** begin **

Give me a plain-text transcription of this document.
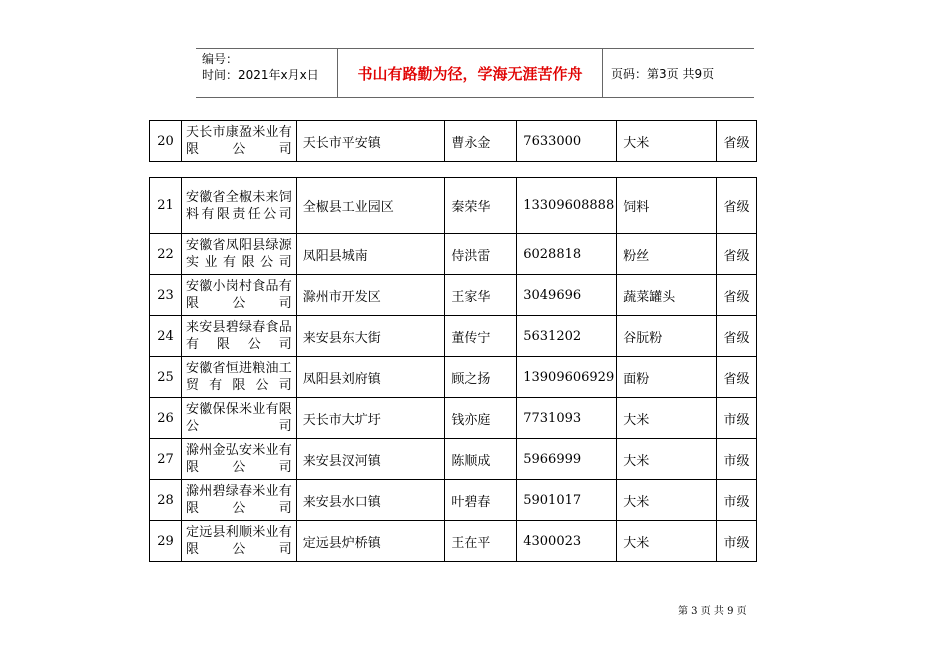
编号：
时间：2021年x月x日	书山有路勤为径，学海无涯苦作舟	页码：第3页 共9页
20	天长市康盈米业有限公司	天长市平安镇	曹永金	7633000	大米	省级
21	安徽省全椒未来饲料有限责任公司	全椒县工业园区	秦荣华	13309608888	饲料	省级
22	安徽省凤阳县绿源实业有限公司	凤阳县城南	侍洪雷	6028818	粉丝	省级
23	安徽小岗村食品有限公司	滁州市开发区	王家华	3049696	蔬菜罐头	省级
24	来安县碧绿春食品有限公司	来安县东大街	董传宁	5631202	谷朊粉	省级
25	安徽省恒进粮油工贸有限公司	凤阳县刘府镇	顾之扬	13909606929	面粉	省级
26	安徽保保米业有限公司	天长市大圹圩	钱亦庭	7731093	大米	市级
27	滁州金弘安米业有限公司	来安县汊河镇	陈顺成	5966999	大米	市级
28	滁州碧绿春米业有限公司	来安县水口镇	叶碧春	5901017	大米	市级
29	定远县利顺米业有限公司	定远县炉桥镇	王在平	4300023	大米	市级
第 3 页 共 9 页
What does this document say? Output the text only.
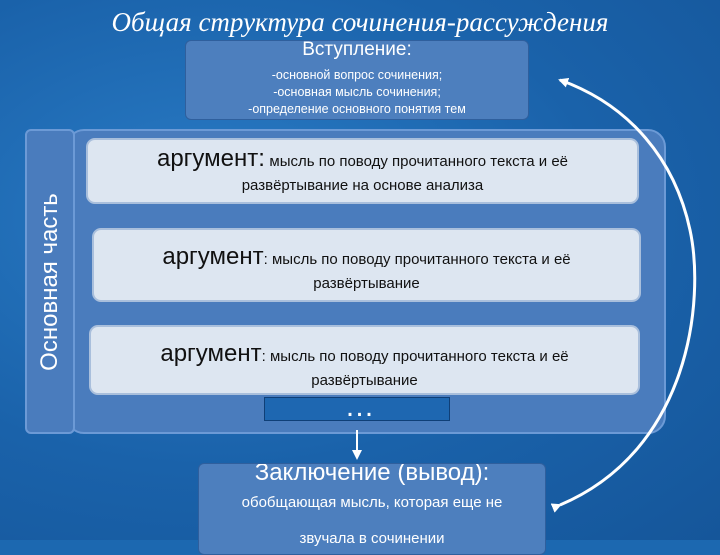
Общая структура сочинения-рассуждения
Вступление:
-основной вопрос сочинения;
-основная мысль сочинения;
-определение основного понятия тем
Основная часть
аргумент: мысль по поводу прочитанного текста и её
развёртывание на основе анализа
аргумент: мысль по поводу прочитанного текста и её
развёртывание
аргумент: мысль по поводу прочитанного текста и её
развёртывание
…
Заключение (вывод):
обобщающая мысль, которая еще не
звучала в сочинении
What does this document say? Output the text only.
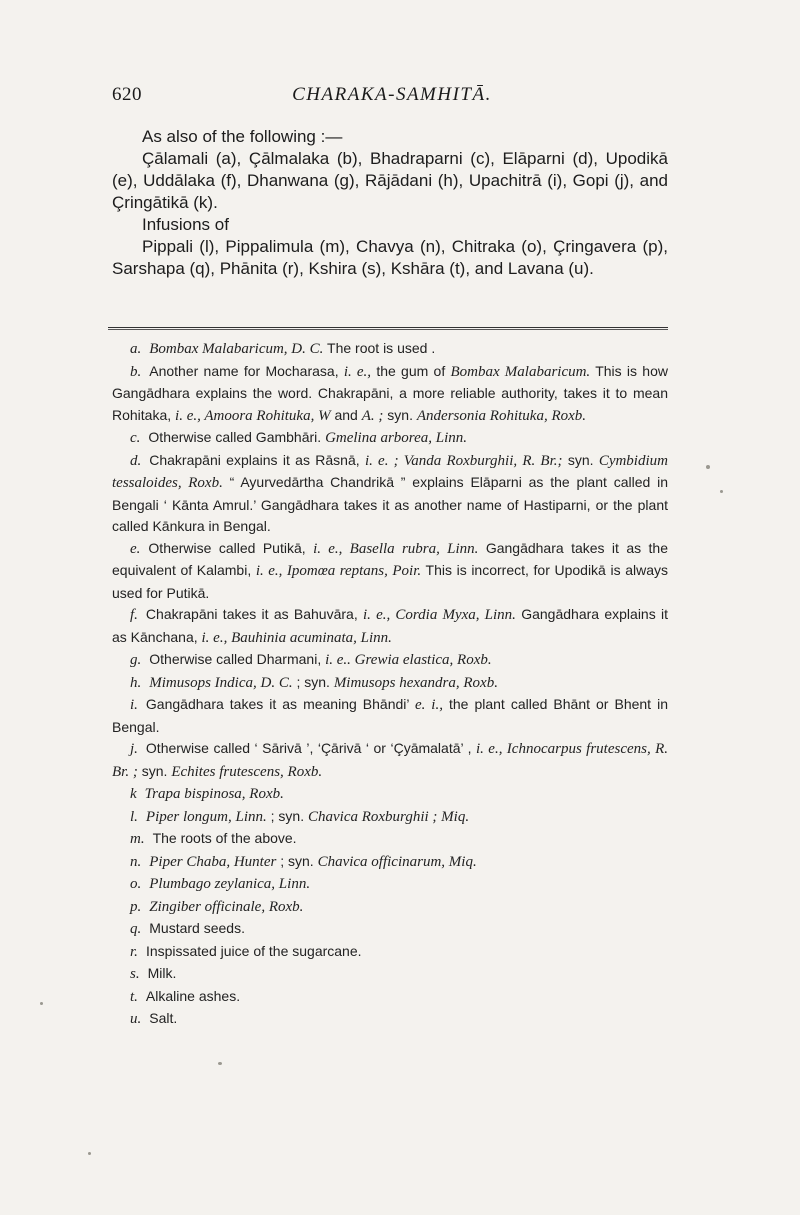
620	CHARAKA-SAMHITĀ.

As also of the following :—

Çālamali (a), Çālmalaka (b), Bhadraparni (c), Elāparni (d), Upodikā (e), Uddālaka (f), Dhanwana (g), Rājādani (h), Upachitrā (i), Gopi (j), and Çringātikā (k).

Infusions of

Pippali (l), Pippalimula (m), Chavya (n), Chitraka (o), Çringavera (p), Sarshapa (q), Phānita (r), Kshira (s), Kshāra (t), and Lavana (u).

a. Bombax Malabaricum, D. C. The root is used .

b. Another name for Mocharasa, i. e., the gum of Bombax Malabaricum. This is how Gangādhara explains the word. Chakrapāni, a more reliable authority, takes it to mean Rohitaka, i. e., Amoora Rohituka, W and A. ; syn. Andersonia Rohituka, Roxb.

c. Otherwise called Gambhāri. Gmelina arborea, Linn.

d. Chakrapāni explains it as Rāsnā, i. e. ; Vanda Roxburghii, R. Br.; syn. Cymbidium tessaloides, Roxb. “ Ayurvedārtha Chandrikā ” explains Elāparni as the plant called in Bengali ‘ Kānta Amrul.’ Gangādhara takes it as another name of Hastiparni, or the plant called Kānkura in Bengal.

e. Otherwise called Putikā, i. e., Basella rubra, Linn. Gangādhara takes it as the equivalent of Kalambi, i. e., Ipomœa reptans, Poir. This is incorrect, for Upodikā is always used for Putikā.

f. Chakrapāni takes it as Bahuvāra, i. e., Cordia Myxa, Linn. Gangādhara explains it as Kānchana, i. e., Bauhinia acuminata, Linn.

g. Otherwise called Dharmani, i. e.. Grewia elastica, Roxb.

h. Mimusops Indica, D. C. ; syn. Mimusops hexandra, Roxb.

i. Gangādhara takes it as meaning Bhāndi’ e. i., the plant called Bhānt or Bhent in Bengal.

j. Otherwise called ‘ Sārivā ’, ‘Çārivā ‘ or ‘Çyāmalatā’ , i. e., Ichnocarpus frutescens, R. Br. ; syn. Echites frutescens, Roxb.

k Trapa bispinosa, Roxb.

l. Piper longum, Linn. ; syn. Chavica Roxburghii ; Miq.

m. The roots of the above.

n. Piper Chaba, Hunter ; syn. Chavica officinarum, Miq.

o. Plumbago zeylanica, Linn.

p. Zingiber officinale, Roxb.

q. Mustard seeds.

r. Inspissated juice of the sugarcane.

s. Milk.

t. Alkaline ashes.

u. Salt.
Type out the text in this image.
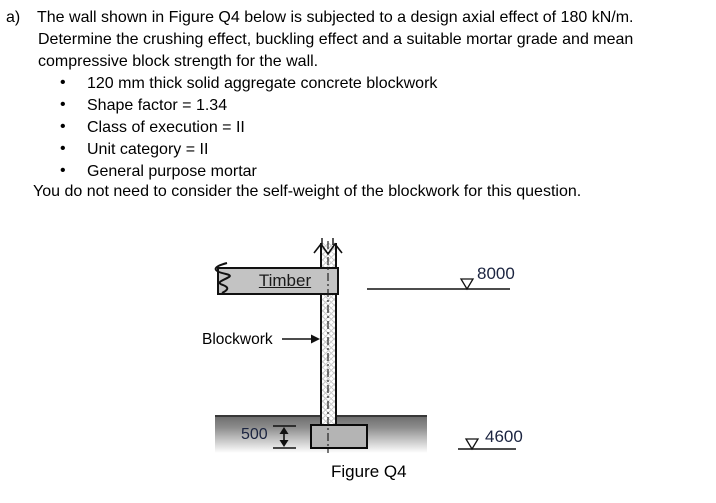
a) The wall shown in Figure Q4 below is subjected to a design axial effect of 180 kN/m.
Determine the crushing effect, buckling effect and a suitable mortar grade and mean
compressive block strength for the wall.
• 120 mm thick solid aggregate concrete blockwork
• Shape factor = 1.34
• Class of execution = II
• Unit category = II
• General purpose mortar
You do not need to consider the self-weight of the blockwork for this question.
Timber
Blockwork
500
8000
4600
Figure Q4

** end **

_Written exercise_
Every line of text is to be repeated exactly; pictures are left out.

_The answer_
Give me a plain-text transcription of this document.
编号：
时间：2021年x月x日	书山有路勤为径，学海无涯苦作舟	页码：第3页 共9页
20	天长市康盈米业有限公司	天长市平安镇	曹永金	7633000	大米	省级
21	安徽省全椒未来饲料有限责任公司	全椒县工业园区	秦荣华	13309608888	饲料	省级
22	安徽省凤阳县绿源实业有限公司	凤阳县城南	侍洪雷	6028818	粉丝	省级
23	安徽小岗村食品有限公司	滁州市开发区	王家华	3049696	蔬菜罐头	省级
24	来安县碧绿春食品有限公司	来安县东大街	董传宁	5631202	谷朊粉	省级
25	安徽省恒进粮油工贸有限公司	凤阳县刘府镇	顾之扬	13909606929	面粉	省级
26	安徽保保米业有限公司	天长市大圹圩	钱亦庭	7731093	大米	市级
27	滁州金弘安米业有限公司	来安县汊河镇	陈顺成	5966999	大米	市级
28	滁州碧绿春米业有限公司	来安县水口镇	叶碧春	5901017	大米	市级
29	定远县利顺米业有限公司	定远县炉桥镇	王在平	4300023	大米	市级
第 3 页 共 9 页
What does this document say? Output the text only.
Общая структура сочинения-рассуждения
Вступление:
-основной вопрос сочинения;
-основная мысль сочинения;
-определение основного понятия тем
Основная часть
аргумент: мысль по поводу прочитанного текста и её
развёртывание на основе анализа
аргумент: мысль по поводу прочитанного текста и её
развёртывание
аргумент: мысль по поводу прочитанного текста и её
развёртывание
…
Заключение (вывод):
обобщающая мысль, которая еще не
звучала в сочинении
What does this document say? Output the text only.
620	CHARAKA-SAMHITĀ.

As also of the following :—

Çālamali (a), Çālmalaka (b), Bhadraparni (c), Elāparni (d), Upodikā (e), Uddālaka (f), Dhanwana (g), Rājādani (h), Upachitrā (i), Gopi (j), and Çringātikā (k).

Infusions of

Pippali (l), Pippalimula (m), Chavya (n), Chitraka (o), Çringavera (p), Sarshapa (q), Phānita (r), Kshira (s), Kshāra (t), and Lavana (u).

a. Bombax Malabaricum, D. C. The root is used .

b. Another name for Mocharasa, i. e., the gum of Bombax Malabaricum. This is how Gangādhara explains the word. Chakrapāni, a more reliable authority, takes it to mean Rohitaka, i. e., Amoora Rohituka, W and A. ; syn. Andersonia Rohituka, Roxb.

c. Otherwise called Gambhāri. Gmelina arborea, Linn.

d. Chakrapāni explains it as Rāsnā, i. e. ; Vanda Roxburghii, R. Br.; syn. Cymbidium tessaloides, Roxb. “ Ayurvedārtha Chandrikā ” explains Elāparni as the plant called in Bengali ‘ Kānta Amrul.’ Gangādhara takes it as another name of Hastiparni, or the plant called Kānkura in Bengal.

e. Otherwise called Putikā, i. e., Basella rubra, Linn. Gangādhara takes it as the equivalent of Kalambi, i. e., Ipomœa reptans, Poir. This is incorrect, for Upodikā is always used for Putikā.

f. Chakrapāni takes it as Bahuvāra, i. e., Cordia Myxa, Linn. Gangādhara explains it as Kānchana, i. e., Bauhinia acuminata, Linn.

g. Otherwise called Dharmani, i. e.. Grewia elastica, Roxb.

h. Mimusops Indica, D. C. ; syn. Mimusops hexandra, Roxb.

i. Gangādhara takes it as meaning Bhāndi’ e. i., the plant called Bhānt or Bhent in Bengal.

j. Otherwise called ‘ Sārivā ’, ‘Çārivā ‘ or ‘Çyāmalatā’ , i. e., Ichnocarpus frutescens, R. Br. ; syn. Echites frutescens, Roxb.

k Trapa bispinosa, Roxb.

l. Piper longum, Linn. ; syn. Chavica Roxburghii ; Miq.

m. The roots of the above.

n. Piper Chaba, Hunter ; syn. Chavica officinarum, Miq.

o. Plumbago zeylanica, Linn.

p. Zingiber officinale, Roxb.

q. Mustard seeds.

r. Inspissated juice of the sugarcane.

s. Milk.

t. Alkaline ashes.

u. Salt.
Type out the text in this image.
a) The wall shown in Figure Q4 below is subjected to a design axial effect of 180 kN/m.
Determine the crushing effect, buckling effect and a suitable mortar grade and mean
compressive block strength for the wall.
• 120 mm thick solid aggregate concrete blockwork
• Shape factor = 1.34
• Class of execution = II
• Unit category = II
• General purpose mortar
You do not need to consider the self-weight of the blockwork for this question.
Timber
Blockwork
500
8000
4600
Figure Q4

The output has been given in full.